• **SET PROBLEM**
Repeat, exactly and completely, the entries shown underneath.

• **DATA SHOWN**
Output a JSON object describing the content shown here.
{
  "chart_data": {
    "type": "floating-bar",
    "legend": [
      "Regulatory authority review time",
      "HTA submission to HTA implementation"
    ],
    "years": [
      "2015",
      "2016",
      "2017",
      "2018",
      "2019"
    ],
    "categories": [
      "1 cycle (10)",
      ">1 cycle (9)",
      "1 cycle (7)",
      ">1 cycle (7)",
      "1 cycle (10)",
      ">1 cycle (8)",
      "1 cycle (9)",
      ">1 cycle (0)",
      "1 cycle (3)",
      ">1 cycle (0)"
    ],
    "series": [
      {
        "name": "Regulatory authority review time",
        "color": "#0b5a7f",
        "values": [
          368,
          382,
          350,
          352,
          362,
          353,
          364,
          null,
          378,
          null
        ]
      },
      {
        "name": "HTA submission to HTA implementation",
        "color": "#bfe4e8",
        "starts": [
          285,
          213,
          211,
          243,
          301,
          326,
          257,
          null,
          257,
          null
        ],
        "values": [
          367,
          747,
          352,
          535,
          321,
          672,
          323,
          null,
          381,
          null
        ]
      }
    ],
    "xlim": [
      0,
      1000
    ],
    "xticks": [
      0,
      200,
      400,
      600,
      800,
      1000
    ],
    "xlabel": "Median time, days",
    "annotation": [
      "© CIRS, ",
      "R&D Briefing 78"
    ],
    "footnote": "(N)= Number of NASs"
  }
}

• **CORRECT RESPONSE**
Output a JSON object describing the content shown here.
{
  "chart_data": {
    "type": "floating-bar",
    "legend": [
      "Regulatory authority review time",
      "HTA submission to HTA implementation"
    ],
    "years": [
      "2015",
      "2016",
      "2017",
      "2018",
      "2019"
    ],
    "categories": [
      "1 cycle (10)",
      ">1 cycle (9)",
      "1 cycle (7)",
      ">1 cycle (7)",
      "1 cycle (10)",
      ">1 cycle (8)",
      "1 cycle (9)",
      ">1 cycle (0)",
      "1 cycle (3)",
      ">1 cycle (0)"
    ],
    "series": [
      {
        "name": "Regulatory authority review time",
        "color": "#0b5a7f",
        "values": [
          368,
          382,
          350,
          352,
          362,
          353,
          364,
          null,
          378,
          null
        ]
      },
      {
        "name": "HTA submission to HTA implementation",
        "color": "#bfe4e8",
        "starts": [
          285,
          213,
          211,
          243,
          301,
          326,
          257,
          null,
          257,
          null
        ],
        "values": [
          367,
          747,
          352,
          535,
          321,
          672,
          323,
          null,
          381,
          null
        ]
      }
    ],
    "xlim": [
      0,
      1000
    ],
    "xticks": [
      0,
      200,
      400,
      600,
      800,
      1000
    ],
    "xlabel": "Median time, days",
    "annotation": [
      "© CIRS, ",
      "R&D Briefing 78"
    ],
    "footnote": "(N)= Number of NASs"
  }
}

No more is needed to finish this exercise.